## Short task:
Copy each line exactly. Leave nothing out.

## Provided data:

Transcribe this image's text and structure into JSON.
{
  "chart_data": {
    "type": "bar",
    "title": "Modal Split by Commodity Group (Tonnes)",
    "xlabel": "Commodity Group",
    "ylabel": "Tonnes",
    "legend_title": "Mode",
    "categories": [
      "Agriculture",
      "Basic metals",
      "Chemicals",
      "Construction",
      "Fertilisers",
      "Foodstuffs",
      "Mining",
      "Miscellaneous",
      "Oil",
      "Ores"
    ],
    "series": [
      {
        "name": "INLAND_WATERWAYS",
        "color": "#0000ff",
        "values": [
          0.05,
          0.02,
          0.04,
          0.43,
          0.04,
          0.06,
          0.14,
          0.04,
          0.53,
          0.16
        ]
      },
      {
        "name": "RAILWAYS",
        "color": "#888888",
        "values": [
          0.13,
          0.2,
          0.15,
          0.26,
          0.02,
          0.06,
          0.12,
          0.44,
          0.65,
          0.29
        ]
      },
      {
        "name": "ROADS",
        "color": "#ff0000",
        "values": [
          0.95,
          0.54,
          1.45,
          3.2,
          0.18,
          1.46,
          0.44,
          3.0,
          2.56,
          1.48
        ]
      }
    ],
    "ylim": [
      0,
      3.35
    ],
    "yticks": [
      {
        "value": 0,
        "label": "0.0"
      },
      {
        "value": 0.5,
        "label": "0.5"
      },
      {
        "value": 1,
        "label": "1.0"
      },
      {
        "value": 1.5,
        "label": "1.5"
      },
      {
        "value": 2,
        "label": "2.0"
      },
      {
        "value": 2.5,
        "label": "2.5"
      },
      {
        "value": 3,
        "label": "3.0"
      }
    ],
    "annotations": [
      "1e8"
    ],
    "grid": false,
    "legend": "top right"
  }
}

## Exercise solution:
Transcribe this image's text and structure into JSON.
{
  "chart_data": {
    "type": "bar",
    "title": "Modal Split by Commodity Group (Tonnes)",
    "xlabel": "Commodity Group",
    "ylabel": "Tonnes",
    "legend_title": "Mode",
    "categories": [
      "Agriculture",
      "Basic metals",
      "Chemicals",
      "Construction",
      "Fertilisers",
      "Foodstuffs",
      "Mining",
      "Miscellaneous",
      "Oil",
      "Ores"
    ],
    "series": [
      {
        "name": "INLAND_WATERWAYS",
        "color": "#0000ff",
        "values": [
          0.05,
          0.02,
          0.04,
          0.43,
          0.04,
          0.06,
          0.14,
          0.04,
          0.53,
          0.16
        ]
      },
      {
        "name": "RAILWAYS",
        "color": "#888888",
        "values": [
          0.13,
          0.2,
          0.15,
          0.26,
          0.02,
          0.06,
          0.12,
          0.44,
          0.65,
          0.29
        ]
      },
      {
        "name": "ROADS",
        "color": "#ff0000",
        "values": [
          0.95,
          0.54,
          1.45,
          3.2,
          0.18,
          1.46,
          0.44,
          3.0,
          2.56,
          1.48
        ]
      }
    ],
    "ylim": [
      0,
      3.35
    ],
    "yticks": [
      {
        "value": 0,
        "label": "0.0"
      },
      {
        "value": 0.5,
        "label": "0.5"
      },
      {
        "value": 1,
        "label": "1.0"
      },
      {
        "value": 1.5,
        "label": "1.5"
      },
      {
        "value": 2,
        "label": "2.0"
      },
      {
        "value": 2.5,
        "label": "2.5"
      },
      {
        "value": 3,
        "label": "3.0"
      }
    ],
    "annotations": [
      "1e8"
    ],
    "grid": false,
    "legend": "top right"
  }
}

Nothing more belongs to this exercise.